[Saved entries]
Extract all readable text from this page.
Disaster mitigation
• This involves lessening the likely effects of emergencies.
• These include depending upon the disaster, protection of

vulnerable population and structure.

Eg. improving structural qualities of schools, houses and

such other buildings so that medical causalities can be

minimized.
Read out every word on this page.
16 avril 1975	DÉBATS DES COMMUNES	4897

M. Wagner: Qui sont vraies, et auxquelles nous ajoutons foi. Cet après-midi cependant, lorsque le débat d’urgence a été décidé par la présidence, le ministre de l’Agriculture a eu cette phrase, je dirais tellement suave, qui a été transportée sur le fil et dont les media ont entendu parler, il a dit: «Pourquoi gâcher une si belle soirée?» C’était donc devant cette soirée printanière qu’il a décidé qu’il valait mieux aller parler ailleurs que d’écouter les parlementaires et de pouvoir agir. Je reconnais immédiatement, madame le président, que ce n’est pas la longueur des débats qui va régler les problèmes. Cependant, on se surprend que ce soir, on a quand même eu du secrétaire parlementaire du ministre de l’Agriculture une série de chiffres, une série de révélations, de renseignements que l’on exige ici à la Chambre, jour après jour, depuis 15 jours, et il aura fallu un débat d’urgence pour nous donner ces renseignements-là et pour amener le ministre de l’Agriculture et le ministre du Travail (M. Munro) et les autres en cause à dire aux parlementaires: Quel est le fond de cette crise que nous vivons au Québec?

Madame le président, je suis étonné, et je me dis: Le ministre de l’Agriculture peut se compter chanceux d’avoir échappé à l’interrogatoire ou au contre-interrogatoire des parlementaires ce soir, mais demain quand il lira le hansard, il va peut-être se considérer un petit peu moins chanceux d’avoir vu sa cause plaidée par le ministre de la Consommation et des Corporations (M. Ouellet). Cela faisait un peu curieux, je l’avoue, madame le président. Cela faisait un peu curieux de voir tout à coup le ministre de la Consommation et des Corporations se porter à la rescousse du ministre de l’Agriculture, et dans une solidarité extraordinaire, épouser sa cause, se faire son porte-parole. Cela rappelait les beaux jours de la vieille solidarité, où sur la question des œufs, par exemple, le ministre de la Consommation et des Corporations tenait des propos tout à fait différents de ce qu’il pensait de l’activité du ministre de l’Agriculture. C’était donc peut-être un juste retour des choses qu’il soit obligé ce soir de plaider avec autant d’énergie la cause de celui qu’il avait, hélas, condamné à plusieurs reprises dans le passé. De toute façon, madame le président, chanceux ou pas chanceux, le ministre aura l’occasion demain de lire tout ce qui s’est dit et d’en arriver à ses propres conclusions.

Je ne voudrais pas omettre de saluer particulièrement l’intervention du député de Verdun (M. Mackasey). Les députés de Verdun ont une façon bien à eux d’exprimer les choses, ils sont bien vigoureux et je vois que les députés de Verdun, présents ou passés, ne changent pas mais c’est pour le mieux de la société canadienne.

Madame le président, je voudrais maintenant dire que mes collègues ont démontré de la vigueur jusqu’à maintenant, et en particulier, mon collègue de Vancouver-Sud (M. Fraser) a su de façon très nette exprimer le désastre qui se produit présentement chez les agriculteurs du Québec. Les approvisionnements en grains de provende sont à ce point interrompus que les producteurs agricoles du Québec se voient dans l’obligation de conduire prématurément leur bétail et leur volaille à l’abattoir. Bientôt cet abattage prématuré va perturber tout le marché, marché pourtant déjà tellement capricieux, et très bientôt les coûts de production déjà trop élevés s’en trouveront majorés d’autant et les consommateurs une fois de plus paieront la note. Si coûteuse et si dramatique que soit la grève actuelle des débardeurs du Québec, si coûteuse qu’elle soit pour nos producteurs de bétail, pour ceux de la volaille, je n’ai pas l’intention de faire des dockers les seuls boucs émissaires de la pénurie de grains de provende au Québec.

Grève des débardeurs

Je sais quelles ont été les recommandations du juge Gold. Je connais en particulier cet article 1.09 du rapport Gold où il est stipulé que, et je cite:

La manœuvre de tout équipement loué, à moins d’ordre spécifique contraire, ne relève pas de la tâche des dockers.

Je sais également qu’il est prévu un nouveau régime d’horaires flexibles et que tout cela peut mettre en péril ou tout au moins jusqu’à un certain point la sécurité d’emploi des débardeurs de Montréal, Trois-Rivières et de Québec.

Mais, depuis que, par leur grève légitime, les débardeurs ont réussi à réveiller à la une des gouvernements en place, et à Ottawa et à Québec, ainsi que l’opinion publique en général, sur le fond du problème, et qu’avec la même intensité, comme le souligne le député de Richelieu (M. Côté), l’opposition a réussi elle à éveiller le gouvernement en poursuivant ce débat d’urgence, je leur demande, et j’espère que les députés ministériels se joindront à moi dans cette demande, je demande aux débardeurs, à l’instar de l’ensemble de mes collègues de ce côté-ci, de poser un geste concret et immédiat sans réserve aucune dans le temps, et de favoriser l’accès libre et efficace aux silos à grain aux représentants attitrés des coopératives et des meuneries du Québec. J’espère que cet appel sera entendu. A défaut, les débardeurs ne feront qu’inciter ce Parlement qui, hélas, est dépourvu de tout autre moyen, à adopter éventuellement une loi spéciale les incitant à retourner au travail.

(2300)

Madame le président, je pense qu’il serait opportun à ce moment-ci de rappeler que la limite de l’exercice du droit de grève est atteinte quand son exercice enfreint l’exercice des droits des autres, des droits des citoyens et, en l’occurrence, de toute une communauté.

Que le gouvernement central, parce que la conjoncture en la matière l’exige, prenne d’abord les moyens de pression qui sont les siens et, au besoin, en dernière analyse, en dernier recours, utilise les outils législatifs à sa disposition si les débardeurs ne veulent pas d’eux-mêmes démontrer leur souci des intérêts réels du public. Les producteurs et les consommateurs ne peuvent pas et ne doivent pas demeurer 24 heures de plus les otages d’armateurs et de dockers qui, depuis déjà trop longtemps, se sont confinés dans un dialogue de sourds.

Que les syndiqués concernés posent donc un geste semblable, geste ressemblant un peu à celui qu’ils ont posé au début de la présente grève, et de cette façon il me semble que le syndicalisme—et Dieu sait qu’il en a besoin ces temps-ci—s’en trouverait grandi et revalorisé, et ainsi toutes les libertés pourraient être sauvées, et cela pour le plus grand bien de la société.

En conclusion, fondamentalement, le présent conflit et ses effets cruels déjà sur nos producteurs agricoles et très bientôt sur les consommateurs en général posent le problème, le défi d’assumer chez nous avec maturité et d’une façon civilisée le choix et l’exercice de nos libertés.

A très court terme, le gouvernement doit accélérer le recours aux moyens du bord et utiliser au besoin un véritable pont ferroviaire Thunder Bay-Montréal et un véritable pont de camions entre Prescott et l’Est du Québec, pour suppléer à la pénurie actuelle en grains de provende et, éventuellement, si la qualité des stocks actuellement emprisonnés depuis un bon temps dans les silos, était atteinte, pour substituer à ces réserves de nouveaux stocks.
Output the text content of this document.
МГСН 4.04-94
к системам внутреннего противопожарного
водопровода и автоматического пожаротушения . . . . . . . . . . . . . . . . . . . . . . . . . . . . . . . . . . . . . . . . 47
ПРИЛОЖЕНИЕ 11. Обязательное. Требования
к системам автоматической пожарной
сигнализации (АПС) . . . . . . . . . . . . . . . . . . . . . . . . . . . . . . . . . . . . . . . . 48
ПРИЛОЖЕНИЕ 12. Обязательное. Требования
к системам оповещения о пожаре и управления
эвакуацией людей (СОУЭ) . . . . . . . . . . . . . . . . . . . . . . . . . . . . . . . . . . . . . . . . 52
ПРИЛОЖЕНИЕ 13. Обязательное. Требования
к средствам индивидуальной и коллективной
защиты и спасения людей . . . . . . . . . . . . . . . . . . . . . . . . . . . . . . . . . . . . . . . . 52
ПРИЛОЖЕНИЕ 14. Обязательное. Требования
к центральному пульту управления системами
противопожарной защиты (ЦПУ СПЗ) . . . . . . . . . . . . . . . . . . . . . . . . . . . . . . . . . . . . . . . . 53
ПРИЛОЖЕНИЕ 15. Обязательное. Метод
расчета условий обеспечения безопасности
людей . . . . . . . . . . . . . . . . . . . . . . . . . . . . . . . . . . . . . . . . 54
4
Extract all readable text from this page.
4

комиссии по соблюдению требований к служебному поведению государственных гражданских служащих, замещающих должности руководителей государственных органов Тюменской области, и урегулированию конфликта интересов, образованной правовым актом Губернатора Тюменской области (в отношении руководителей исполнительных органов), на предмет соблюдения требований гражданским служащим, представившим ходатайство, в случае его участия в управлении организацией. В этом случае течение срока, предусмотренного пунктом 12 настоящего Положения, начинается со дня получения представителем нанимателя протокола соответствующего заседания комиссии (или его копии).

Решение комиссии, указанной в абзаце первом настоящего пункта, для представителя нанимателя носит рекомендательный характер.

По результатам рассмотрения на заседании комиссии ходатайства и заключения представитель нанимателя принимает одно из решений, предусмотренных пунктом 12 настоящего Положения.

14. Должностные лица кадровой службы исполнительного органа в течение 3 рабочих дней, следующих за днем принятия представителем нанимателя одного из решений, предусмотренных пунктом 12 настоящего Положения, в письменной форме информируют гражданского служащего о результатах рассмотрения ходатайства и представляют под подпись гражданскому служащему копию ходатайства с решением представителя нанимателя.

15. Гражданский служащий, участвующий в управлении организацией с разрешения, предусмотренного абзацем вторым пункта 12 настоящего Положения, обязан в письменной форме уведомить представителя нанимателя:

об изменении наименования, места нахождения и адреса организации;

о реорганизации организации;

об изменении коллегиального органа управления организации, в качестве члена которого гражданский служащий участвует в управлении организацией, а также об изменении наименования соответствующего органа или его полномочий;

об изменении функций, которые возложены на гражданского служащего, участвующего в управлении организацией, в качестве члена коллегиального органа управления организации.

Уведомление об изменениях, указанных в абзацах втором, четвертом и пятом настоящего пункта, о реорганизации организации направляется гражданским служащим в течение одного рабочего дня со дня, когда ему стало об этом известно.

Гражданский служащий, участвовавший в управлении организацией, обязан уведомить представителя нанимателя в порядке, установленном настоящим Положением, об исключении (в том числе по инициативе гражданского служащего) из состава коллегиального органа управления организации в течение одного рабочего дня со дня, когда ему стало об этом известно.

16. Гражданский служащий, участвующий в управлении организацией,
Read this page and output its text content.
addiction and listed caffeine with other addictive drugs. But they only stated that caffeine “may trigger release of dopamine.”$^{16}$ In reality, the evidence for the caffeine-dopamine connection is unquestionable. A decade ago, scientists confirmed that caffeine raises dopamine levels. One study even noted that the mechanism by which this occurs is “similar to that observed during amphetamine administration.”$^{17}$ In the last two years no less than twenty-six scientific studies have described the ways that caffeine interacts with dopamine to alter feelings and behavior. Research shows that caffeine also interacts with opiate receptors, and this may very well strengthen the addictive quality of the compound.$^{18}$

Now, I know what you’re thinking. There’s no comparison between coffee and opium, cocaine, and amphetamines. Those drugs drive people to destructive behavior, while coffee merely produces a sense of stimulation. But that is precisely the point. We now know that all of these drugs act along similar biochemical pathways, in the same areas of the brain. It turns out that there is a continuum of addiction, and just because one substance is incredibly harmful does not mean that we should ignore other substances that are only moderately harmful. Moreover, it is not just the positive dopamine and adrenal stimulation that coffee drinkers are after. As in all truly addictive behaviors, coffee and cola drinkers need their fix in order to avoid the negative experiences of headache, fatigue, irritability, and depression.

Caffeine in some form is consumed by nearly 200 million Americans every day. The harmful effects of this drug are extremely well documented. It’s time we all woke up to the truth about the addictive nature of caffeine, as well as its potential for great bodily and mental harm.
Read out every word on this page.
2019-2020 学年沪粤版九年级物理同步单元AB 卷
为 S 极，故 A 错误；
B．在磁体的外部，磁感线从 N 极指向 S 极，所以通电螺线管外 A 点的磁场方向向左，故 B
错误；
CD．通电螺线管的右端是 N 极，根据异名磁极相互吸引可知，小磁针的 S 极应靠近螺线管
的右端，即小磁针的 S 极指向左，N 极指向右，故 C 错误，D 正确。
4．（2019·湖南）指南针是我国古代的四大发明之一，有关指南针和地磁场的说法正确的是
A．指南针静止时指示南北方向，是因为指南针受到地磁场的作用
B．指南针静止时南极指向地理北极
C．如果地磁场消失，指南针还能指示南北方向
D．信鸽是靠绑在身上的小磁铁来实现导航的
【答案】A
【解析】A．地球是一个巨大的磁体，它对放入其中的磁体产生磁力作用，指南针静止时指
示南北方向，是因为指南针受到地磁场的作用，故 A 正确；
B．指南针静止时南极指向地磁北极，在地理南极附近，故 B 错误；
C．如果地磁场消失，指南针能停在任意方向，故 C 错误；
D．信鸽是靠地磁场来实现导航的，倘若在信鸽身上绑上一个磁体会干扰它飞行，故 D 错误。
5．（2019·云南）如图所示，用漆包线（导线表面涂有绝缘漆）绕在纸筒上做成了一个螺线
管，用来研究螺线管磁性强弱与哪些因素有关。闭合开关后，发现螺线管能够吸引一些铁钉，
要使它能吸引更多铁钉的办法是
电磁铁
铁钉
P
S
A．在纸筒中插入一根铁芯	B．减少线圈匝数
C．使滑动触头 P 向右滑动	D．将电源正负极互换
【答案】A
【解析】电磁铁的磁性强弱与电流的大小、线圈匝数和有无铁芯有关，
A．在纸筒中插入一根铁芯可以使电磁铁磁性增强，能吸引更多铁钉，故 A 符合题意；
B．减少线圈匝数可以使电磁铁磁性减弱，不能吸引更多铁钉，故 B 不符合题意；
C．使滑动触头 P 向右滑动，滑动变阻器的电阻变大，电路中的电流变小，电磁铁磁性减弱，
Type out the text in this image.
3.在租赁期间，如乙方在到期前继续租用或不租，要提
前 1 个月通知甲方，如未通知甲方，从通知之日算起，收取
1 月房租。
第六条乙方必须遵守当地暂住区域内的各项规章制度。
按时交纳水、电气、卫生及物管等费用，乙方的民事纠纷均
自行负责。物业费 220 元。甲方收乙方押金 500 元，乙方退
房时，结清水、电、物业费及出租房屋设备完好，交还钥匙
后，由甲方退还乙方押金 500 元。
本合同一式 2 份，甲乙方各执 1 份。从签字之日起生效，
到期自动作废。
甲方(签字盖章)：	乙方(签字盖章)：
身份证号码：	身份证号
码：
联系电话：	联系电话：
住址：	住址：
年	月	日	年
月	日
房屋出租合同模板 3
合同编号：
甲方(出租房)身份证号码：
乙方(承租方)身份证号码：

DIRECTIONS FOR THIS TASK - Everything from the line containing "Type out the text in this image." through the last line of the records must be given again exactly; leave out all other lines.

EXPECTED OUTPUT -
Type out the text in this image.
3.在租赁期间，如乙方在到期前继续租用或不租，要提
前 1 个月通知甲方，如未通知甲方，从通知之日算起，收取
1 月房租。
第六条乙方必须遵守当地暂住区域内的各项规章制度。
按时交纳水、电气、卫生及物管等费用，乙方的民事纠纷均
自行负责。物业费 220 元。甲方收乙方押金 500 元，乙方退
房时，结清水、电、物业费及出租房屋设备完好，交还钥匙
后，由甲方退还乙方押金 500 元。
本合同一式 2 份，甲乙方各执 1 份。从签字之日起生效，
到期自动作废。
甲方(签字盖章)：	乙方(签字盖章)：
身份证号码：	身份证号
码：
联系电话：	联系电话：
住址：	住址：
年	月	日	年
月	日
房屋出租合同模板 3
合同编号：
甲方(出租房)身份证号码：
乙方(承租方)身份证号码：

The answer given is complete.